● **Data listing**:

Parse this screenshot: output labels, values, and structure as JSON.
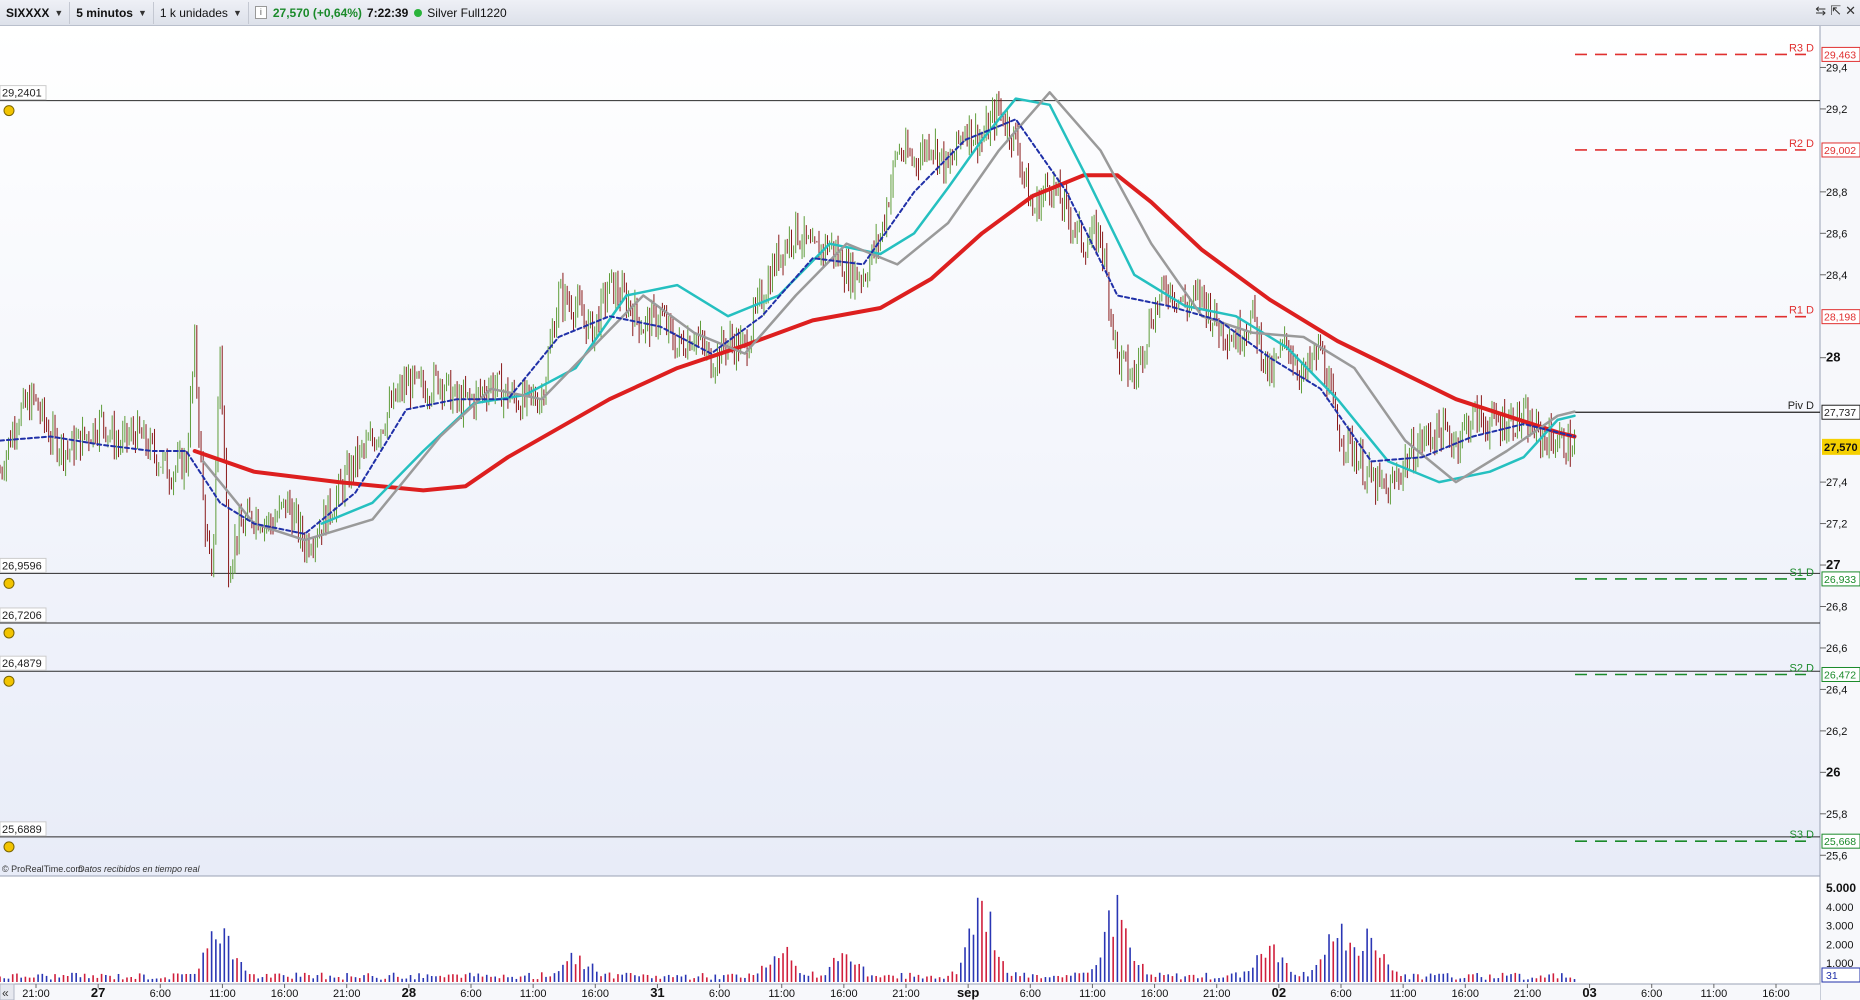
{
  "toolbar": {
    "symbol": "SIXXXX",
    "timeframe": "5 minutos",
    "units": "1 k unidades",
    "price": "27,570 (+0,64%)",
    "time": "7:22:39",
    "account": "Silver Full1220",
    "info_icon": "info-icon",
    "live_indicator": "green-dot-icon"
  },
  "footer": {
    "credit": "© ProRealTime.com",
    "credit_note": "Datos recibidos en tiempo real"
  },
  "chart_data": {
    "type": "line",
    "price_axis": {
      "range": [
        25.5,
        29.6
      ],
      "ticks": [
        "29,4",
        "29,2",
        "28,8",
        "28,6",
        "28,4",
        "28",
        "27,4",
        "27,2",
        "27",
        "26,8",
        "26,6",
        "26,4",
        "26,2",
        "26",
        "25,8",
        "25,6"
      ],
      "current_price": "27,570"
    },
    "time_axis": {
      "ticks": [
        "21:00",
        "27",
        "6:00",
        "11:00",
        "16:00",
        "21:00",
        "28",
        "6:00",
        "11:00",
        "16:00",
        "31",
        "6:00",
        "11:00",
        "16:00",
        "21:00",
        "sep",
        "6:00",
        "11:00",
        "16:00",
        "21:00",
        "02",
        "6:00",
        "11:00",
        "16:00",
        "21:00",
        "03",
        "6:00",
        "11:00",
        "16:00"
      ],
      "bold_ticks": [
        "27",
        "28",
        "31",
        "sep",
        "02",
        "03"
      ]
    },
    "horizontal_levels": [
      {
        "label": "29,2401",
        "value": 29.2401
      },
      {
        "label": "26,9596",
        "value": 26.9596
      },
      {
        "label": "26,7206",
        "value": 26.7206
      },
      {
        "label": "26,4879",
        "value": 26.4879
      },
      {
        "label": "25,6889",
        "value": 25.6889
      }
    ],
    "pivots": [
      {
        "name": "R3 D",
        "value": 29.463,
        "label": "29,463",
        "color": "#e03030"
      },
      {
        "name": "R2 D",
        "value": 29.002,
        "label": "29,002",
        "color": "#e03030"
      },
      {
        "name": "R1 D",
        "value": 28.198,
        "label": "28,198",
        "color": "#e03030"
      },
      {
        "name": "Piv D",
        "value": 27.737,
        "label": "27,737",
        "color": "#222222"
      },
      {
        "name": "S1 D",
        "value": 26.933,
        "label": "26,933",
        "color": "#1a8a2a"
      },
      {
        "name": "S2 D",
        "value": 26.472,
        "label": "26,472",
        "color": "#1a8a2a"
      },
      {
        "name": "S3 D",
        "value": 25.668,
        "label": "25,668",
        "color": "#1a8a2a"
      }
    ],
    "price_path": [
      {
        "t": 0,
        "p": 27.45
      },
      {
        "t": 2,
        "p": 27.72
      },
      {
        "t": 4,
        "p": 27.8
      },
      {
        "t": 6,
        "p": 27.62
      },
      {
        "t": 8,
        "p": 27.55
      },
      {
        "t": 10,
        "p": 27.62
      },
      {
        "t": 12,
        "p": 27.7
      },
      {
        "t": 14,
        "p": 27.58
      },
      {
        "t": 16,
        "p": 27.64
      },
      {
        "t": 18,
        "p": 27.55
      },
      {
        "t": 20,
        "p": 27.45
      },
      {
        "t": 22,
        "p": 27.5
      },
      {
        "t": 23,
        "p": 28.05
      },
      {
        "t": 24,
        "p": 27.3
      },
      {
        "t": 25,
        "p": 26.9
      },
      {
        "t": 26,
        "p": 28.05
      },
      {
        "t": 27,
        "p": 27.0
      },
      {
        "t": 28,
        "p": 27.15
      },
      {
        "t": 30,
        "p": 27.25
      },
      {
        "t": 32,
        "p": 27.2
      },
      {
        "t": 34,
        "p": 27.3
      },
      {
        "t": 36,
        "p": 27.1
      },
      {
        "t": 38,
        "p": 27.2
      },
      {
        "t": 40,
        "p": 27.35
      },
      {
        "t": 42,
        "p": 27.5
      },
      {
        "t": 44,
        "p": 27.6
      },
      {
        "t": 46,
        "p": 27.75
      },
      {
        "t": 48,
        "p": 27.88
      },
      {
        "t": 50,
        "p": 27.85
      },
      {
        "t": 52,
        "p": 27.9
      },
      {
        "t": 54,
        "p": 27.78
      },
      {
        "t": 56,
        "p": 27.8
      },
      {
        "t": 58,
        "p": 27.88
      },
      {
        "t": 60,
        "p": 27.82
      },
      {
        "t": 62,
        "p": 27.78
      },
      {
        "t": 64,
        "p": 27.82
      },
      {
        "t": 66,
        "p": 28.3
      },
      {
        "t": 68,
        "p": 28.25
      },
      {
        "t": 70,
        "p": 28.12
      },
      {
        "t": 72,
        "p": 28.35
      },
      {
        "t": 74,
        "p": 28.28
      },
      {
        "t": 76,
        "p": 28.15
      },
      {
        "t": 78,
        "p": 28.2
      },
      {
        "t": 80,
        "p": 28.05
      },
      {
        "t": 82,
        "p": 28.12
      },
      {
        "t": 84,
        "p": 27.98
      },
      {
        "t": 86,
        "p": 28.08
      },
      {
        "t": 88,
        "p": 28.05
      },
      {
        "t": 90,
        "p": 28.3
      },
      {
        "t": 92,
        "p": 28.5
      },
      {
        "t": 94,
        "p": 28.62
      },
      {
        "t": 96,
        "p": 28.5
      },
      {
        "t": 98,
        "p": 28.55
      },
      {
        "t": 100,
        "p": 28.42
      },
      {
        "t": 102,
        "p": 28.4
      },
      {
        "t": 104,
        "p": 28.58
      },
      {
        "t": 106,
        "p": 29.0
      },
      {
        "t": 108,
        "p": 28.95
      },
      {
        "t": 110,
        "p": 29.05
      },
      {
        "t": 112,
        "p": 28.9
      },
      {
        "t": 114,
        "p": 29.12
      },
      {
        "t": 116,
        "p": 29.05
      },
      {
        "t": 118,
        "p": 29.2
      },
      {
        "t": 120,
        "p": 29.05
      },
      {
        "t": 122,
        "p": 28.7
      },
      {
        "t": 124,
        "p": 28.85
      },
      {
        "t": 126,
        "p": 28.7
      },
      {
        "t": 128,
        "p": 28.55
      },
      {
        "t": 130,
        "p": 28.6
      },
      {
        "t": 132,
        "p": 28.0
      },
      {
        "t": 134,
        "p": 27.9
      },
      {
        "t": 136,
        "p": 28.2
      },
      {
        "t": 138,
        "p": 28.35
      },
      {
        "t": 140,
        "p": 28.25
      },
      {
        "t": 142,
        "p": 28.3
      },
      {
        "t": 144,
        "p": 28.15
      },
      {
        "t": 146,
        "p": 28.1
      },
      {
        "t": 148,
        "p": 28.2
      },
      {
        "t": 150,
        "p": 27.9
      },
      {
        "t": 152,
        "p": 28.08
      },
      {
        "t": 154,
        "p": 27.9
      },
      {
        "t": 156,
        "p": 28.05
      },
      {
        "t": 158,
        "p": 27.65
      },
      {
        "t": 160,
        "p": 27.55
      },
      {
        "t": 162,
        "p": 27.4
      },
      {
        "t": 164,
        "p": 27.35
      },
      {
        "t": 166,
        "p": 27.5
      },
      {
        "t": 168,
        "p": 27.6
      },
      {
        "t": 170,
        "p": 27.65
      },
      {
        "t": 172,
        "p": 27.6
      },
      {
        "t": 174,
        "p": 27.72
      },
      {
        "t": 176,
        "p": 27.68
      },
      {
        "t": 178,
        "p": 27.7
      },
      {
        "t": 180,
        "p": 27.7
      },
      {
        "t": 182,
        "p": 27.62
      },
      {
        "t": 184,
        "p": 27.6
      },
      {
        "t": 186,
        "p": 27.57
      }
    ],
    "series": [
      {
        "key": "sma_long",
        "color": "#dd1f1f",
        "width": 4,
        "dash": "",
        "points": [
          {
            "t": 23,
            "p": 27.55
          },
          {
            "t": 30,
            "p": 27.45
          },
          {
            "t": 40,
            "p": 27.4
          },
          {
            "t": 50,
            "p": 27.36
          },
          {
            "t": 55,
            "p": 27.38
          },
          {
            "t": 60,
            "p": 27.52
          },
          {
            "t": 66,
            "p": 27.66
          },
          {
            "t": 72,
            "p": 27.8
          },
          {
            "t": 80,
            "p": 27.95
          },
          {
            "t": 88,
            "p": 28.06
          },
          {
            "t": 96,
            "p": 28.18
          },
          {
            "t": 104,
            "p": 28.24
          },
          {
            "t": 110,
            "p": 28.38
          },
          {
            "t": 116,
            "p": 28.6
          },
          {
            "t": 122,
            "p": 28.78
          },
          {
            "t": 128,
            "p": 28.88
          },
          {
            "t": 132,
            "p": 28.88
          },
          {
            "t": 136,
            "p": 28.75
          },
          {
            "t": 142,
            "p": 28.52
          },
          {
            "t": 150,
            "p": 28.28
          },
          {
            "t": 158,
            "p": 28.08
          },
          {
            "t": 166,
            "p": 27.92
          },
          {
            "t": 172,
            "p": 27.8
          },
          {
            "t": 178,
            "p": 27.72
          },
          {
            "t": 184,
            "p": 27.64
          },
          {
            "t": 186,
            "p": 27.62
          }
        ]
      },
      {
        "key": "ma_teal",
        "color": "#25c0c0",
        "width": 2.5,
        "dash": "",
        "points": [
          {
            "t": 38,
            "p": 27.2
          },
          {
            "t": 44,
            "p": 27.3
          },
          {
            "t": 50,
            "p": 27.55
          },
          {
            "t": 56,
            "p": 27.78
          },
          {
            "t": 62,
            "p": 27.82
          },
          {
            "t": 68,
            "p": 27.95
          },
          {
            "t": 74,
            "p": 28.3
          },
          {
            "t": 80,
            "p": 28.35
          },
          {
            "t": 86,
            "p": 28.2
          },
          {
            "t": 92,
            "p": 28.3
          },
          {
            "t": 98,
            "p": 28.55
          },
          {
            "t": 104,
            "p": 28.5
          },
          {
            "t": 108,
            "p": 28.6
          },
          {
            "t": 112,
            "p": 28.82
          },
          {
            "t": 116,
            "p": 29.05
          },
          {
            "t": 120,
            "p": 29.25
          },
          {
            "t": 124,
            "p": 29.22
          },
          {
            "t": 128,
            "p": 28.9
          },
          {
            "t": 134,
            "p": 28.4
          },
          {
            "t": 140,
            "p": 28.25
          },
          {
            "t": 146,
            "p": 28.2
          },
          {
            "t": 152,
            "p": 28.05
          },
          {
            "t": 158,
            "p": 27.8
          },
          {
            "t": 164,
            "p": 27.5
          },
          {
            "t": 170,
            "p": 27.4
          },
          {
            "t": 176,
            "p": 27.45
          },
          {
            "t": 180,
            "p": 27.52
          },
          {
            "t": 184,
            "p": 27.7
          },
          {
            "t": 186,
            "p": 27.72
          }
        ]
      },
      {
        "key": "ma_grey",
        "color": "#9a9a9a",
        "width": 2.5,
        "dash": "",
        "points": [
          {
            "t": 24,
            "p": 27.5
          },
          {
            "t": 30,
            "p": 27.2
          },
          {
            "t": 36,
            "p": 27.12
          },
          {
            "t": 44,
            "p": 27.22
          },
          {
            "t": 52,
            "p": 27.62
          },
          {
            "t": 58,
            "p": 27.85
          },
          {
            "t": 64,
            "p": 27.8
          },
          {
            "t": 70,
            "p": 28.05
          },
          {
            "t": 76,
            "p": 28.3
          },
          {
            "t": 82,
            "p": 28.12
          },
          {
            "t": 88,
            "p": 28.02
          },
          {
            "t": 94,
            "p": 28.3
          },
          {
            "t": 100,
            "p": 28.55
          },
          {
            "t": 106,
            "p": 28.45
          },
          {
            "t": 112,
            "p": 28.65
          },
          {
            "t": 118,
            "p": 29.0
          },
          {
            "t": 124,
            "p": 29.28
          },
          {
            "t": 130,
            "p": 29.0
          },
          {
            "t": 136,
            "p": 28.55
          },
          {
            "t": 142,
            "p": 28.2
          },
          {
            "t": 148,
            "p": 28.12
          },
          {
            "t": 154,
            "p": 28.1
          },
          {
            "t": 160,
            "p": 27.95
          },
          {
            "t": 166,
            "p": 27.6
          },
          {
            "t": 172,
            "p": 27.4
          },
          {
            "t": 178,
            "p": 27.55
          },
          {
            "t": 184,
            "p": 27.72
          },
          {
            "t": 186,
            "p": 27.74
          }
        ]
      },
      {
        "key": "ma_dotted",
        "color": "#2030a8",
        "width": 2,
        "dash": "4 3",
        "points": [
          {
            "t": 0,
            "p": 27.6
          },
          {
            "t": 6,
            "p": 27.62
          },
          {
            "t": 12,
            "p": 27.58
          },
          {
            "t": 18,
            "p": 27.55
          },
          {
            "t": 22,
            "p": 27.55
          },
          {
            "t": 26,
            "p": 27.3
          },
          {
            "t": 30,
            "p": 27.2
          },
          {
            "t": 36,
            "p": 27.15
          },
          {
            "t": 42,
            "p": 27.35
          },
          {
            "t": 48,
            "p": 27.75
          },
          {
            "t": 54,
            "p": 27.8
          },
          {
            "t": 60,
            "p": 27.8
          },
          {
            "t": 66,
            "p": 28.1
          },
          {
            "t": 72,
            "p": 28.2
          },
          {
            "t": 78,
            "p": 28.15
          },
          {
            "t": 84,
            "p": 28.02
          },
          {
            "t": 90,
            "p": 28.2
          },
          {
            "t": 96,
            "p": 28.48
          },
          {
            "t": 102,
            "p": 28.45
          },
          {
            "t": 108,
            "p": 28.8
          },
          {
            "t": 114,
            "p": 29.05
          },
          {
            "t": 120,
            "p": 29.15
          },
          {
            "t": 126,
            "p": 28.8
          },
          {
            "t": 132,
            "p": 28.3
          },
          {
            "t": 138,
            "p": 28.25
          },
          {
            "t": 144,
            "p": 28.18
          },
          {
            "t": 150,
            "p": 28.0
          },
          {
            "t": 156,
            "p": 27.85
          },
          {
            "t": 162,
            "p": 27.5
          },
          {
            "t": 168,
            "p": 27.52
          },
          {
            "t": 174,
            "p": 27.62
          },
          {
            "t": 180,
            "p": 27.68
          },
          {
            "t": 186,
            "p": 27.62
          }
        ]
      }
    ],
    "volume_axis": {
      "ticks": [
        "5.000",
        "4.000",
        "3.000",
        "2.000",
        "1.000"
      ],
      "max": 5000,
      "current": "31"
    }
  }
}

● **What you are asked to do**: Nothing but a number is needed here: how many lines hold the string "icon"?

● **Problem solution**: 2